• _GIVEN RECORDS_:
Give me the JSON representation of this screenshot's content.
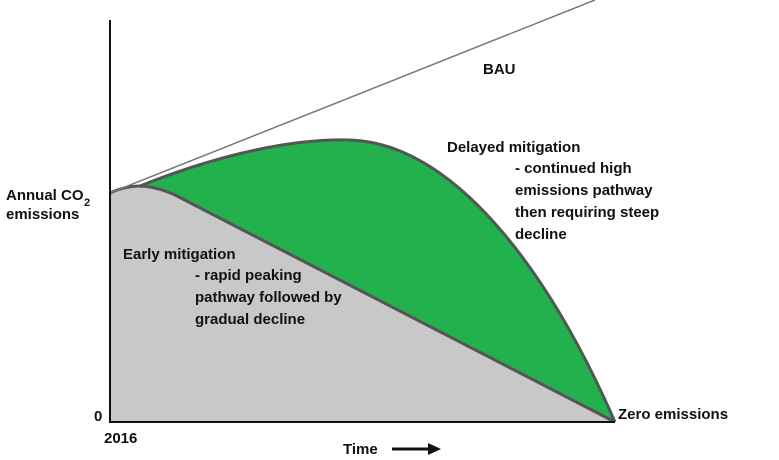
{
  "y_axis": {
    "label": "Annual CO",
    "label_subscript": "2",
    "label_line2": "emissions",
    "origin": "0"
  },
  "x_axis": {
    "start": "2016",
    "label": "Time"
  },
  "curves": [
    {
      "name": "BAU"
    },
    {
      "name": "Delayed mitigation",
      "description": [
        "- continued high",
        "emissions pathway",
        "then requiring steep",
        "decline"
      ]
    },
    {
      "name": "Early mitigation",
      "description": [
        "- rapid peaking",
        "pathway followed by",
        "gradual decline"
      ]
    }
  ],
  "end_label": "Zero emissions"
}
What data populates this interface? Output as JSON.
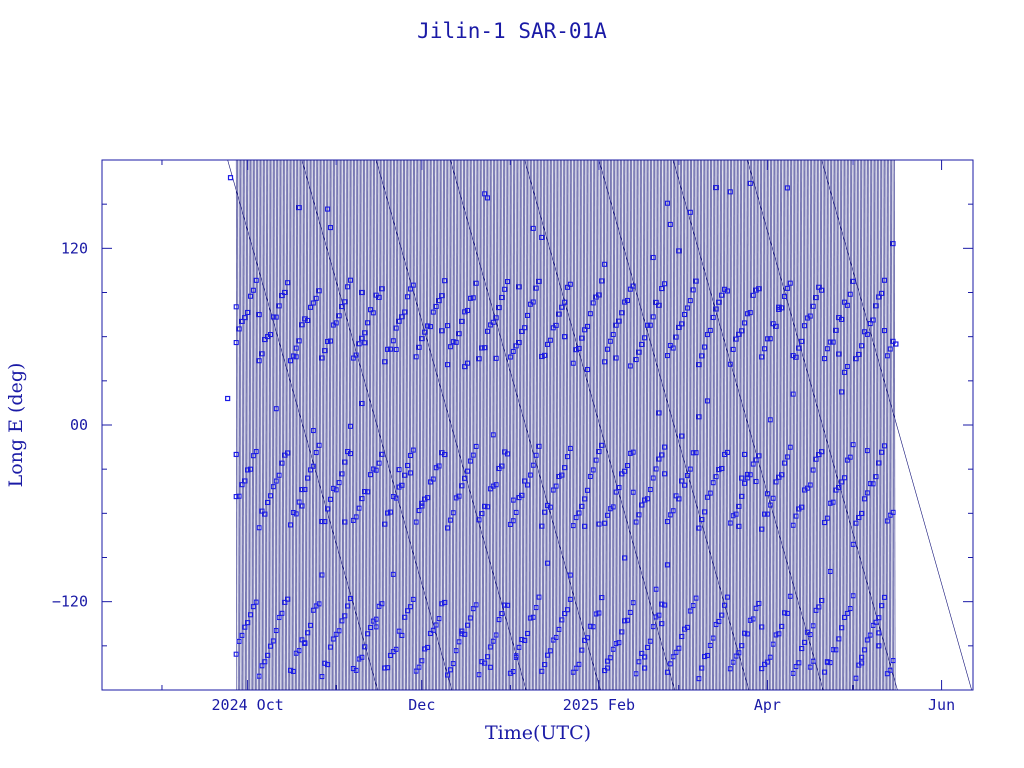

• _EXERCISE_:
Give back every line exactly as it stands, pictures excluded.

• _FINAL RESULT_:
Give me the JSON representation of this screenshot's content.
{
  "y_axis": {
    "label": "Annual CO",
    "label_subscript": "2",
    "label_line2": "emissions",
    "origin": "0"
  },
  "x_axis": {
    "start": "2016",
    "label": "Time"
  },
  "curves": [
    {
      "name": "BAU"
    },
    {
      "name": "Delayed mitigation",
      "description": [
        "- continued high",
        "emissions pathway",
        "then requiring steep",
        "decline"
      ]
    },
    {
      "name": "Early mitigation",
      "description": [
        "- rapid peaking",
        "pathway followed by",
        "gradual decline"
      ]
    }
  ],
  "end_label": "Zero emissions"
}
What data populates this interface? Output as JSON.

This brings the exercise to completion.